> What you are asked to do:
Reproduce the material exactly, omitting nothing.

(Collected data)
---

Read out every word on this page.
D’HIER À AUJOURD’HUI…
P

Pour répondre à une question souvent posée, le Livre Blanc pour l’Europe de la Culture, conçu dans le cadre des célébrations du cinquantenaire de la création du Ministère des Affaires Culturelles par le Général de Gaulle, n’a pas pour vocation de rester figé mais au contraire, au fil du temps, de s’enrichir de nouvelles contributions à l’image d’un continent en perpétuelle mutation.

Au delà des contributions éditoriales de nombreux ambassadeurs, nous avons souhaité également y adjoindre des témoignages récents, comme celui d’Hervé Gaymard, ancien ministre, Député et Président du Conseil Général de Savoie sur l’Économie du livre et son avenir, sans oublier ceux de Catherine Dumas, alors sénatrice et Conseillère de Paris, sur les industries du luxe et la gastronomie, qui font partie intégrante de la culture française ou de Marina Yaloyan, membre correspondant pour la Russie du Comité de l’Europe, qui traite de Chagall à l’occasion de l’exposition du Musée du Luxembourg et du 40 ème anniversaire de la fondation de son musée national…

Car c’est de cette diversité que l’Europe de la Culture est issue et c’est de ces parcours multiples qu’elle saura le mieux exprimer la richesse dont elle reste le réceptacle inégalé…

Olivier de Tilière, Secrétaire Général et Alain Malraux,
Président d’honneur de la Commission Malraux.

---

> Solution for this exercise:
Read out every word on this page.
D’HIER À AUJOURD’HUI…
P

Pour répondre à une question souvent posée, le Livre Blanc pour l’Europe de la Culture, conçu dans le cadre des célébrations du cinquantenaire de la création du Ministère des Affaires Culturelles par le Général de Gaulle, n’a pas pour vocation de rester figé mais au contraire, au fil du temps, de s’enrichir de nouvelles contributions à l’image d’un continent en perpétuelle mutation.

Au delà des contributions éditoriales de nombreux ambassadeurs, nous avons souhaité également y adjoindre des témoignages récents, comme celui d’Hervé Gaymard, ancien ministre, Député et Président du Conseil Général de Savoie sur l’Économie du livre et son avenir, sans oublier ceux de Catherine Dumas, alors sénatrice et Conseillère de Paris, sur les industries du luxe et la gastronomie, qui font partie intégrante de la culture française ou de Marina Yaloyan, membre correspondant pour la Russie du Comité de l’Europe, qui traite de Chagall à l’occasion de l’exposition du Musée du Luxembourg et du 40 ème anniversaire de la fondation de son musée national…

Car c’est de cette diversité que l’Europe de la Culture est issue et c’est de ces parcours multiples qu’elle saura le mieux exprimer la richesse dont elle reste le réceptacle inégalé…

Olivier de Tilière, Secrétaire Général et Alain Malraux,
Président d’honneur de la Commission Malraux.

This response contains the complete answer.